## Start MATERIAL PROVIDED
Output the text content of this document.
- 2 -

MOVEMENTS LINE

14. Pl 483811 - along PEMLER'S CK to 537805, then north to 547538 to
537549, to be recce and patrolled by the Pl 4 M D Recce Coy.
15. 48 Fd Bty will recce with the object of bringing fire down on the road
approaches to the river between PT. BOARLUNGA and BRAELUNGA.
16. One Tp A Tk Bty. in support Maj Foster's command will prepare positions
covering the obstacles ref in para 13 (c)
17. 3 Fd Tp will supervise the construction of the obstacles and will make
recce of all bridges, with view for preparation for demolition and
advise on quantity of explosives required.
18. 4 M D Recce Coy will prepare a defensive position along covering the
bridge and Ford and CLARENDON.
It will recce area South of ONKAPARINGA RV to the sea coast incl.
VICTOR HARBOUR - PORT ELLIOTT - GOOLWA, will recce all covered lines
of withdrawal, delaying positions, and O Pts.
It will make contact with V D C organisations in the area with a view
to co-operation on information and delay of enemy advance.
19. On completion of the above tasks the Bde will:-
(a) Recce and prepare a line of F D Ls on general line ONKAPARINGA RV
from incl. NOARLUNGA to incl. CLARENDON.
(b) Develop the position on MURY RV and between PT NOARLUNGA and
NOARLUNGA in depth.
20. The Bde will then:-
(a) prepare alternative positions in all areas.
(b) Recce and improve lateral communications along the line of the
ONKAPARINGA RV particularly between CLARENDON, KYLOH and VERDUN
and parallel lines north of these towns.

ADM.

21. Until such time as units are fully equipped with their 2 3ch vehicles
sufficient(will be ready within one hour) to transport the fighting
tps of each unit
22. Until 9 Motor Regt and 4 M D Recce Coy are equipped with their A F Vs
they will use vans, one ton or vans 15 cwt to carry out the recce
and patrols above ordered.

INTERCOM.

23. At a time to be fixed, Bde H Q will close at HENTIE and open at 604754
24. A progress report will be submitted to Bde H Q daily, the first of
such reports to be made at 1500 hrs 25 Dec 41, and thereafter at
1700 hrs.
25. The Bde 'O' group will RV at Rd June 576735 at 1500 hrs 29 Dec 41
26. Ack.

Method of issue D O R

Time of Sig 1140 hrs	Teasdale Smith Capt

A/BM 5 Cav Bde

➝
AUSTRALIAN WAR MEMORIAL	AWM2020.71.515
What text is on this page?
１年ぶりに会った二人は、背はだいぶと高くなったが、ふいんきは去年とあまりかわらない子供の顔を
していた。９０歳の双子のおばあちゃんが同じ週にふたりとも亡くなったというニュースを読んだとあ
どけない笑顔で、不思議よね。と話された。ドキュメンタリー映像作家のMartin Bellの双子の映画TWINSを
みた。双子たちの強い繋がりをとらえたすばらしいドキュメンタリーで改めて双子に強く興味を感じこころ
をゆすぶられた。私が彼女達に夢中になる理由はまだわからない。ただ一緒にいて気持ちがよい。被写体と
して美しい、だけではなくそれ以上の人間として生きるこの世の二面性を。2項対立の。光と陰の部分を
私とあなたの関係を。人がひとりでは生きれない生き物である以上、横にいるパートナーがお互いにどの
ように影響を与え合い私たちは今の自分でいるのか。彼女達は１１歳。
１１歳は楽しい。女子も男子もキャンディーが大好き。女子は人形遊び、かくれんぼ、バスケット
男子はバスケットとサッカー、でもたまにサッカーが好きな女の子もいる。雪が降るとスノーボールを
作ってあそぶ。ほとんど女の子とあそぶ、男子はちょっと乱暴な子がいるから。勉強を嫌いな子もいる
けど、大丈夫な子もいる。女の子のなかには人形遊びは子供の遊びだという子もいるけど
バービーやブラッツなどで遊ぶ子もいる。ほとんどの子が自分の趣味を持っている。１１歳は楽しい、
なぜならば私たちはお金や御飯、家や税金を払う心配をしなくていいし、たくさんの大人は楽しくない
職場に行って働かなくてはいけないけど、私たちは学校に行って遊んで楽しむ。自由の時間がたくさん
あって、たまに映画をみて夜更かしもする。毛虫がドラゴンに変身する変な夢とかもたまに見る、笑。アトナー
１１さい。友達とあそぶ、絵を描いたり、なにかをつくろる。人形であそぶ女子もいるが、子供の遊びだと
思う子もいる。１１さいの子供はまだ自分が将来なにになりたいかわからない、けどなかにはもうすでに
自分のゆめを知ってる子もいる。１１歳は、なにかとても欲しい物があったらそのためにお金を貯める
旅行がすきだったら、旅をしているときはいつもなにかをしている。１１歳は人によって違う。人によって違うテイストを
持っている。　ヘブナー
## End MATERIAL PROVIDED
Every line of the listing that holds "then" should be found and copied.

**WRITTEN SOLUTION:**
14. Pl 483811 - along PEMLER'S CK to 537805, then north to 547538 to
20. The Bde will then:-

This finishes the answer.